* Start Materials provided *

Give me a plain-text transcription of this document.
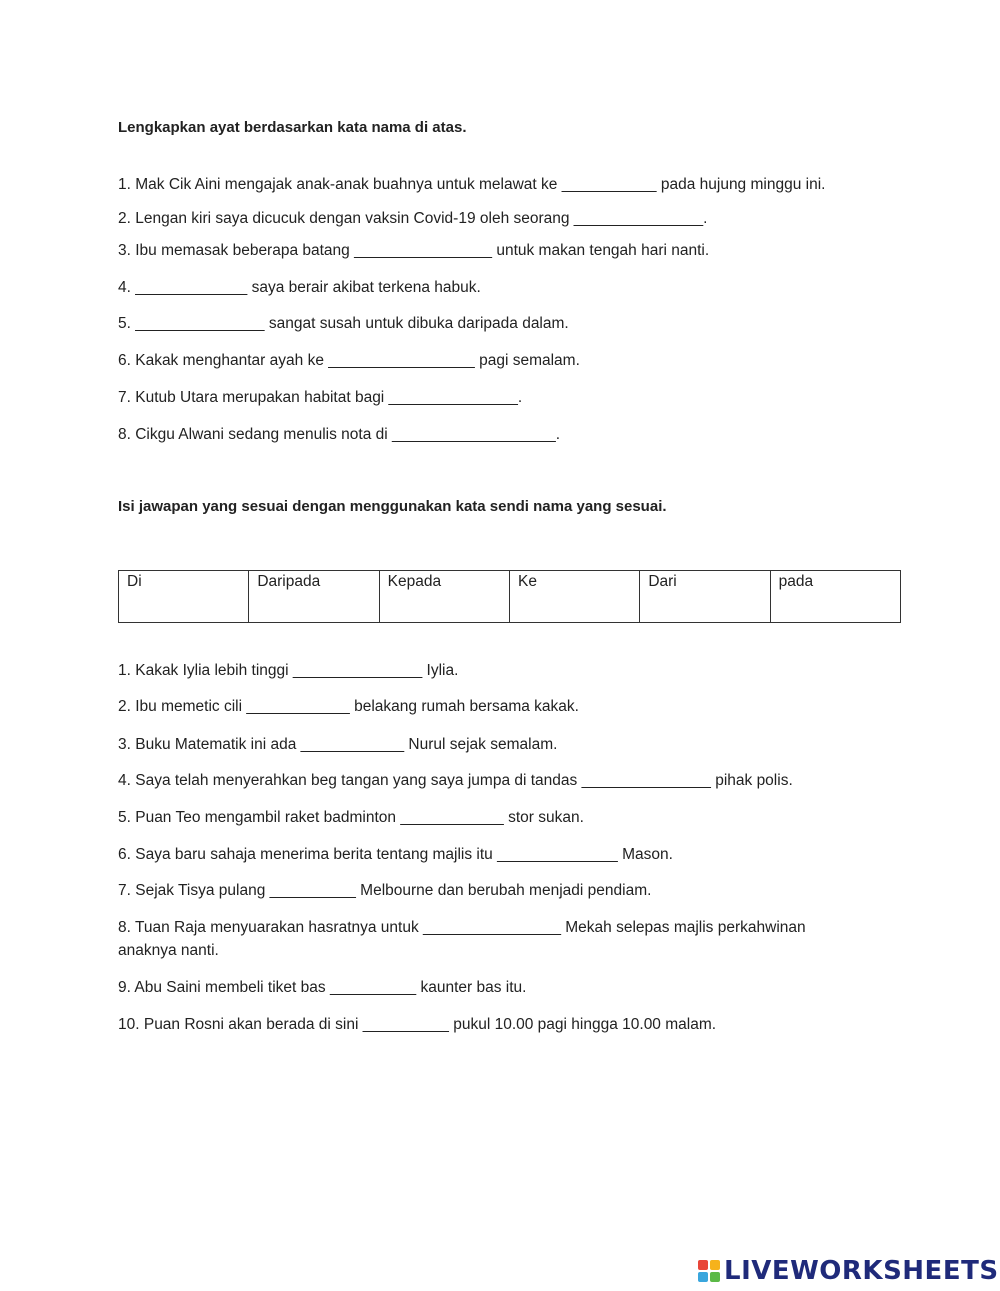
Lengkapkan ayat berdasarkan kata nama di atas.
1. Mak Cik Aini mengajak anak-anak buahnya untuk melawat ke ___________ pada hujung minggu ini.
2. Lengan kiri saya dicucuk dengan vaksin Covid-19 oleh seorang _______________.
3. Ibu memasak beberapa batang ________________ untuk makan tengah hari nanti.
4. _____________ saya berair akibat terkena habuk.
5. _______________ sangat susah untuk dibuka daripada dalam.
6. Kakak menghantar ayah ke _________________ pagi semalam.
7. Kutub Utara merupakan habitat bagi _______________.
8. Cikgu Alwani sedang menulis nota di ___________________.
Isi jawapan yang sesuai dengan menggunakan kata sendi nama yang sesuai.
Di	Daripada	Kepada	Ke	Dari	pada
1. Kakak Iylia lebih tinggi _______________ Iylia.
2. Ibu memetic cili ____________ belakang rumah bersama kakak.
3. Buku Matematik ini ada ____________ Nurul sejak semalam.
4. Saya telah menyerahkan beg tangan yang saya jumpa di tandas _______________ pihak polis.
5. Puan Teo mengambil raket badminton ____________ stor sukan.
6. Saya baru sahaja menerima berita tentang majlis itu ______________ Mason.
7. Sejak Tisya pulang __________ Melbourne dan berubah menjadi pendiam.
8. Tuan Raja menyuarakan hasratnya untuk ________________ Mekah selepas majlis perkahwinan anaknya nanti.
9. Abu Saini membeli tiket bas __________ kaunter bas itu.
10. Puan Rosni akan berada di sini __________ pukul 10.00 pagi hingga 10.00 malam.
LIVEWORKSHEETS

* End Materials provided *
* Start Materials provided *

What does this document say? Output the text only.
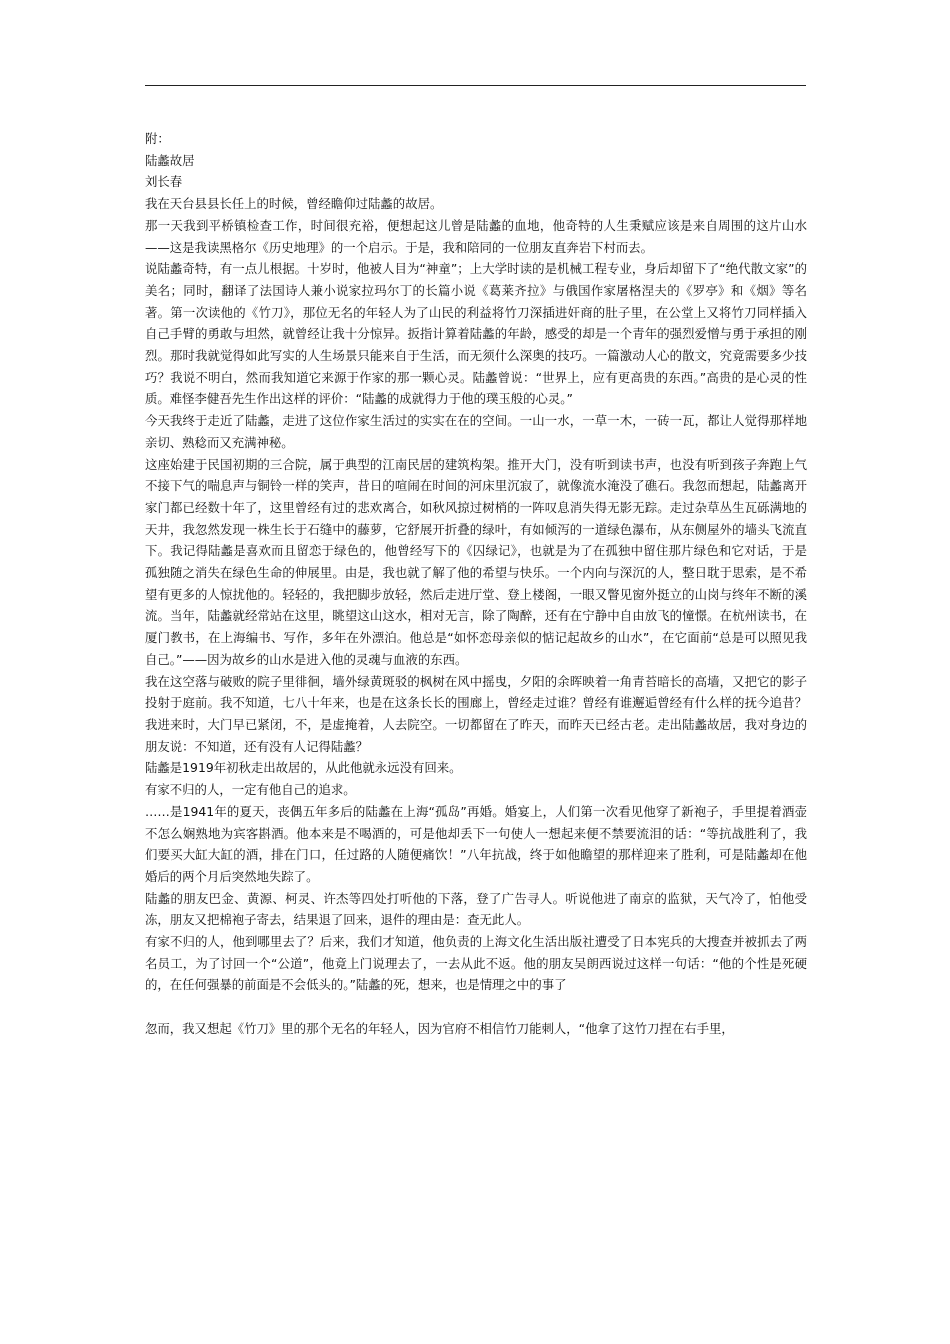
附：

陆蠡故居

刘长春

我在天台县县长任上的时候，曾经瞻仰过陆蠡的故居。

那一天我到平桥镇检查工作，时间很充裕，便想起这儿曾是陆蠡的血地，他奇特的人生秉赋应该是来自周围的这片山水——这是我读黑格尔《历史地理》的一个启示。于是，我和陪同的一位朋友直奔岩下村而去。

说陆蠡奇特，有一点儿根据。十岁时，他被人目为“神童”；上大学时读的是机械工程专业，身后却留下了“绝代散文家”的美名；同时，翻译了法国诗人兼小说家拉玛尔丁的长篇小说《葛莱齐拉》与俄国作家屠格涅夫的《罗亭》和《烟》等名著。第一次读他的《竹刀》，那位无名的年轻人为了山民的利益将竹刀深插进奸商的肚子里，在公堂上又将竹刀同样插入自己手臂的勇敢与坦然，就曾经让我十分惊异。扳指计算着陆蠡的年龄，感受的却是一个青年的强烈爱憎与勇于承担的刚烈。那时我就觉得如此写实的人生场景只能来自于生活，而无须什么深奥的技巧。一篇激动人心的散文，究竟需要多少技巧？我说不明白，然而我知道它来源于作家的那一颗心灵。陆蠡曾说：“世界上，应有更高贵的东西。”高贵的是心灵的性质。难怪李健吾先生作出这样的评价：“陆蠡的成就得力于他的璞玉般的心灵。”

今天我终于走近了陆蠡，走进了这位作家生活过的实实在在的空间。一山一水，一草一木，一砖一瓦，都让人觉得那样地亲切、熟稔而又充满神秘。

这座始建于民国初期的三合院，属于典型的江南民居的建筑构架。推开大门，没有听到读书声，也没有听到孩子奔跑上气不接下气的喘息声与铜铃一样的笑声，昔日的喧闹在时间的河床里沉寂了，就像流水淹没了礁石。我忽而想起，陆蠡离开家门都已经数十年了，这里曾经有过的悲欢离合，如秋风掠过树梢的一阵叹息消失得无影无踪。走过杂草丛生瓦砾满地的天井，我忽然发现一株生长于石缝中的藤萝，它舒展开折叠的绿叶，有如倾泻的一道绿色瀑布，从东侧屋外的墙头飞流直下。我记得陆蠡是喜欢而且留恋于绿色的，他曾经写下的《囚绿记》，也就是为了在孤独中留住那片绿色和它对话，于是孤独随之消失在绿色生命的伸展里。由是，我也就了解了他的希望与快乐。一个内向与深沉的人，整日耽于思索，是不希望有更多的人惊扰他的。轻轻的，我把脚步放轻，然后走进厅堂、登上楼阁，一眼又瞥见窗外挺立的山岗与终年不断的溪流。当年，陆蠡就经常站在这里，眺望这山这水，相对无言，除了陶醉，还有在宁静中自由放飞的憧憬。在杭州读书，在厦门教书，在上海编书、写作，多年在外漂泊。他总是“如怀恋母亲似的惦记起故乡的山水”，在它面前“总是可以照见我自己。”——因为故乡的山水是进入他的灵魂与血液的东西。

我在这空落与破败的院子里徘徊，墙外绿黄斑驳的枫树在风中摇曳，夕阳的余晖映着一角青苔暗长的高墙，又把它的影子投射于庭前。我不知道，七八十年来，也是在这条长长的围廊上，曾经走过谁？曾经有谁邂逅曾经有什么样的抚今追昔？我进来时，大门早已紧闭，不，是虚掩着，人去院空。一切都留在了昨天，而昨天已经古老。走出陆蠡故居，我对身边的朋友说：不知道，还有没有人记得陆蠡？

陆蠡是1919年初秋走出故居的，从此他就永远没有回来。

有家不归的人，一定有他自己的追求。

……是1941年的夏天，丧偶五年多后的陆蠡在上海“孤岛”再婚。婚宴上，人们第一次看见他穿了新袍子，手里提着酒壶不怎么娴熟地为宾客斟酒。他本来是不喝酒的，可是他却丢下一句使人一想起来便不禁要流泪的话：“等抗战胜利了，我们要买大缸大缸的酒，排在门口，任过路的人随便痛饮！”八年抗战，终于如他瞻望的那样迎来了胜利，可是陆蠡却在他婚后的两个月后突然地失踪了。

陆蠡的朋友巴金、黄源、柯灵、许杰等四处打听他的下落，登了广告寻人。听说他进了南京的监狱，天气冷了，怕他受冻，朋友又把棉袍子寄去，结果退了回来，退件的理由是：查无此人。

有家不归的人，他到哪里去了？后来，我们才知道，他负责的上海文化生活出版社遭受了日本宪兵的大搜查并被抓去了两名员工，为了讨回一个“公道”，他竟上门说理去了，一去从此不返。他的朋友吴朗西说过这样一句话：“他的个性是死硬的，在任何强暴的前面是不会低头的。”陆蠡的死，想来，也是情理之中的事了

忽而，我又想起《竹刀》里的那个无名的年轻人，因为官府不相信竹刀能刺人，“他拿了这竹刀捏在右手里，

* End Materials provided *

**Work to be completed:** Copy out every line holding the string "text".

**Task solution:**
Give me a plain-text transcription of this document.
What does this document say? Output the text only.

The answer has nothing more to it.